_Material for this exercise_

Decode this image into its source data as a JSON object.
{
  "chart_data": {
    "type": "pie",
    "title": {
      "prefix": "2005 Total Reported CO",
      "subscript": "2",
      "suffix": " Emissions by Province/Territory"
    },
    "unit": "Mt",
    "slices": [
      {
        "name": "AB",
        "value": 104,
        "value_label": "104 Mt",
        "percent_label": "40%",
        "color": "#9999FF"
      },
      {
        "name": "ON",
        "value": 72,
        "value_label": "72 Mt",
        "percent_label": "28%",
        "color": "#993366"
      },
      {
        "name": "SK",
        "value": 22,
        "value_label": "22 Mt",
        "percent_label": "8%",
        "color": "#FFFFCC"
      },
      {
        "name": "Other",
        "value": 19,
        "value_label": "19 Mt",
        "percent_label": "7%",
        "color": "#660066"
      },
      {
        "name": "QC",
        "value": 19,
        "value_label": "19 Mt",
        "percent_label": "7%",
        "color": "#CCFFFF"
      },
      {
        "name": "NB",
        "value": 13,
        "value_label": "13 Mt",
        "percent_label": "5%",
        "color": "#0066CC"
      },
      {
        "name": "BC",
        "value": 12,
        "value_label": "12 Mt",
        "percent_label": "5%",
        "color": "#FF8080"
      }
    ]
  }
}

_Task to complete_
Return each line in the records that holds the string "color".

_Complete response_
        "color": "#9999FF"
        "color": "#993366"
        "color": "#FFFFCC"
        "color": "#660066"
        "color": "#CCFFFF"
        "color": "#0066CC"
        "color": "#FF8080"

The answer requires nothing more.